## Records provided
-- -- --
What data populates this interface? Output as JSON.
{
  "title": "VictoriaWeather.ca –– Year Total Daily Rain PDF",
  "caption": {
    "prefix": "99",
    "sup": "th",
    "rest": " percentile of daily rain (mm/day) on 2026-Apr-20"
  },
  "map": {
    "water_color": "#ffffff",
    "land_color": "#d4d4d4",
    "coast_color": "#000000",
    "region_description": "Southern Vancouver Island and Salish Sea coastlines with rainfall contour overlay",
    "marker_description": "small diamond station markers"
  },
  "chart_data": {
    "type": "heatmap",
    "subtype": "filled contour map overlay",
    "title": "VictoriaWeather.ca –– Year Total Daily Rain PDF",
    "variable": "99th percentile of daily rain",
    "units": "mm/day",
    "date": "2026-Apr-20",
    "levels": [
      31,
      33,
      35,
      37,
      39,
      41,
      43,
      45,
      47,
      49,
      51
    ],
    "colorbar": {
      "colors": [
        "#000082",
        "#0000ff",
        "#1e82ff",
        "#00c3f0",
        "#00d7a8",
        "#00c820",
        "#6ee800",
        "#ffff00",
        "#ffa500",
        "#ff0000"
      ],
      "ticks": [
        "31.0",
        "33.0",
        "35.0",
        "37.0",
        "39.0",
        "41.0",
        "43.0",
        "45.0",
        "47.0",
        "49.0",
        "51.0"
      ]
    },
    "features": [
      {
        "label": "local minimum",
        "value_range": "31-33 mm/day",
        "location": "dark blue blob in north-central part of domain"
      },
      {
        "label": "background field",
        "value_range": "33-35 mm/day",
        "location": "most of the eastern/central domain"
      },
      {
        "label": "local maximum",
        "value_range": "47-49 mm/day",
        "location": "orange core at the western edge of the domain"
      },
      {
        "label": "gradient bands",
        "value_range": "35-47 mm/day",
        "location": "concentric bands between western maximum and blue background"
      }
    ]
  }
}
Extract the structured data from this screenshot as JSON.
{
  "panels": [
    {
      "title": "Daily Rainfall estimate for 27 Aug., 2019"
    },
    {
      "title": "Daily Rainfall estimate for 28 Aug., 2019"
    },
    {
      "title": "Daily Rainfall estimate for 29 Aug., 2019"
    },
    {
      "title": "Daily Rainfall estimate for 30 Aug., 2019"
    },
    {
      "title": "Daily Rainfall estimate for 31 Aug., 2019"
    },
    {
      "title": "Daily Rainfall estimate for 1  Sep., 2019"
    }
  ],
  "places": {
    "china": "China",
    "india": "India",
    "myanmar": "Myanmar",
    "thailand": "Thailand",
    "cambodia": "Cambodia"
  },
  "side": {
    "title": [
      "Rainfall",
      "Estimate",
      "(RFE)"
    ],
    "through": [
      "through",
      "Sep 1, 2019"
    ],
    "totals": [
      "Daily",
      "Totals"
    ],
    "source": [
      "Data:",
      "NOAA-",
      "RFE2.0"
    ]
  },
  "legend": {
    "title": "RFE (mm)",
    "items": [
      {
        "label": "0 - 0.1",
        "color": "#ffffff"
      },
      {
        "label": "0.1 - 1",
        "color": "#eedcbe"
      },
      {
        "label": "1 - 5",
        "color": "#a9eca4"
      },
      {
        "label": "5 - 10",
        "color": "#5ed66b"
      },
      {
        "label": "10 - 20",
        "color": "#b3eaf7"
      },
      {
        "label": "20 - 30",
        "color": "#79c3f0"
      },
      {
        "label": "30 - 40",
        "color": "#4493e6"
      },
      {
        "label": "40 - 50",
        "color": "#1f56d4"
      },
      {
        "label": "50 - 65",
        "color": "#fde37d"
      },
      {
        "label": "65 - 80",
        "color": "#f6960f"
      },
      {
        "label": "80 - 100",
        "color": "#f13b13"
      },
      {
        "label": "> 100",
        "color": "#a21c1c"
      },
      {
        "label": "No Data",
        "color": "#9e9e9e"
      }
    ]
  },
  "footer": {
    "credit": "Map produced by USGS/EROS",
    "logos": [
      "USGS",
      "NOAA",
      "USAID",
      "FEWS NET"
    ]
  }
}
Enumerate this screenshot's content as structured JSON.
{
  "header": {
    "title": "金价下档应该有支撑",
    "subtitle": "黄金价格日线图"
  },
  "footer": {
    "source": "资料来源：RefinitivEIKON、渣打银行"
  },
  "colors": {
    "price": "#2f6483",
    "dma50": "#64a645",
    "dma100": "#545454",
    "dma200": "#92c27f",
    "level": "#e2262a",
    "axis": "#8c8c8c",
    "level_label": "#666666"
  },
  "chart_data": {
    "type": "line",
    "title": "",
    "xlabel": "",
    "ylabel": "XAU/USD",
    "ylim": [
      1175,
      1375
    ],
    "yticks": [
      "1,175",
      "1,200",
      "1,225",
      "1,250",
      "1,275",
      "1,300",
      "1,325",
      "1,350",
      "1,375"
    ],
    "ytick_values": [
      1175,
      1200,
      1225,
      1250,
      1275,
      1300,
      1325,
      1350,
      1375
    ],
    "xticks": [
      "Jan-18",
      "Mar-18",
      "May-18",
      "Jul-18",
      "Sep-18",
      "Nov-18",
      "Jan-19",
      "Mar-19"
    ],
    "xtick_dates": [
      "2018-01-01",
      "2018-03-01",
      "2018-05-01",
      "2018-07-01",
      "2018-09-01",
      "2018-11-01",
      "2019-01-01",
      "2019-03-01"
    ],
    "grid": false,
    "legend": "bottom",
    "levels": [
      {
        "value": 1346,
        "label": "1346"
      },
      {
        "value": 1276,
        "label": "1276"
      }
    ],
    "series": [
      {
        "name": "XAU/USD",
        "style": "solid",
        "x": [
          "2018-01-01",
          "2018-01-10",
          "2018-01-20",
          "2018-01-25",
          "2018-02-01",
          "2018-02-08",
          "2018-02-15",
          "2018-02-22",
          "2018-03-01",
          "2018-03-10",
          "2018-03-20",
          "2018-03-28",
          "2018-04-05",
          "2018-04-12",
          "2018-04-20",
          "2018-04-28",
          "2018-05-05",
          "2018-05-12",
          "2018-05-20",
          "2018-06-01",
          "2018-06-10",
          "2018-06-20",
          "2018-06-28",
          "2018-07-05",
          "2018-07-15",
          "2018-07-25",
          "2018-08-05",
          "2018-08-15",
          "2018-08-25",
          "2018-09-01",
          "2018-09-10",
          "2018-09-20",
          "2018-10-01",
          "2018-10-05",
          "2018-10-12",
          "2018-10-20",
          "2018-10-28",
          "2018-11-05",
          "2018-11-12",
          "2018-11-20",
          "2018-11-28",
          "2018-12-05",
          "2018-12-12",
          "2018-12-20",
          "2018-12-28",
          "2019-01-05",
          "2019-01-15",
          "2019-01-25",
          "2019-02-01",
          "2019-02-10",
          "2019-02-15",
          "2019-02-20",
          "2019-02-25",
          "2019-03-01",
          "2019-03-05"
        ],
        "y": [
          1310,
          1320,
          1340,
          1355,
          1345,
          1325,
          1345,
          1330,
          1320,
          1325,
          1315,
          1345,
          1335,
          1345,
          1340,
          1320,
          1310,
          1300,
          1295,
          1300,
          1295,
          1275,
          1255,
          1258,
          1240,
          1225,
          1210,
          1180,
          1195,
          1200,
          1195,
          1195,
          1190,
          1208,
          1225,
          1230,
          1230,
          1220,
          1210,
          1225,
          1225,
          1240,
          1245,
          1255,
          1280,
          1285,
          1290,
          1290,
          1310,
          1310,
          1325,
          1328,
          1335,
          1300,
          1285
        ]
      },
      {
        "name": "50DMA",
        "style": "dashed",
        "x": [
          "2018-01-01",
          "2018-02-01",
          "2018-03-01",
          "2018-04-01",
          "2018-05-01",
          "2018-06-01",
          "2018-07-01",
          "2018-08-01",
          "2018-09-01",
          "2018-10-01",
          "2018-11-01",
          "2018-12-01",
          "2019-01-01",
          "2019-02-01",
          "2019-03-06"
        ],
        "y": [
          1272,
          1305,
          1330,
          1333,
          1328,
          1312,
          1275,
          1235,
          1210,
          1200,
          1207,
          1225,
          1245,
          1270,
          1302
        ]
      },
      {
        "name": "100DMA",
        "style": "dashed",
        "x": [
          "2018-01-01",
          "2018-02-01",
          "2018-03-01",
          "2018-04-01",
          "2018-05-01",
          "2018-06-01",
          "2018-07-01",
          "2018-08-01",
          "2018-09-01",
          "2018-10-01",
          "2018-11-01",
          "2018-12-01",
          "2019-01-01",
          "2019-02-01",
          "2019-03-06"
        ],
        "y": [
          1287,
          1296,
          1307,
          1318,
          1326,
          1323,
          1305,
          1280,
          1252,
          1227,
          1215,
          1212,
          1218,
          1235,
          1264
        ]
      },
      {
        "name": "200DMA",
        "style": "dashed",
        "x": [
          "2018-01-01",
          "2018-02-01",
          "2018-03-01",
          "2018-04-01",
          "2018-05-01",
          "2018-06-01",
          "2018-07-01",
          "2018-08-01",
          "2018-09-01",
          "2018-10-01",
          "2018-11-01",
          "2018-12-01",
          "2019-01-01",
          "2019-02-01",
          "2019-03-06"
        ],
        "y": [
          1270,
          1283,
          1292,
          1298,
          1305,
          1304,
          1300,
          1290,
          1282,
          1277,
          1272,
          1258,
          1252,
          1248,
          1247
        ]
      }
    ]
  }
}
-- -- --
## Problem to work on
Read through the entries and copy each line in which "JSON" appears.

## Exercise output
What data populates this interface? Output as JSON.
Extract the structured data from this screenshot as JSON.
Enumerate this screenshot's content as structured JSON.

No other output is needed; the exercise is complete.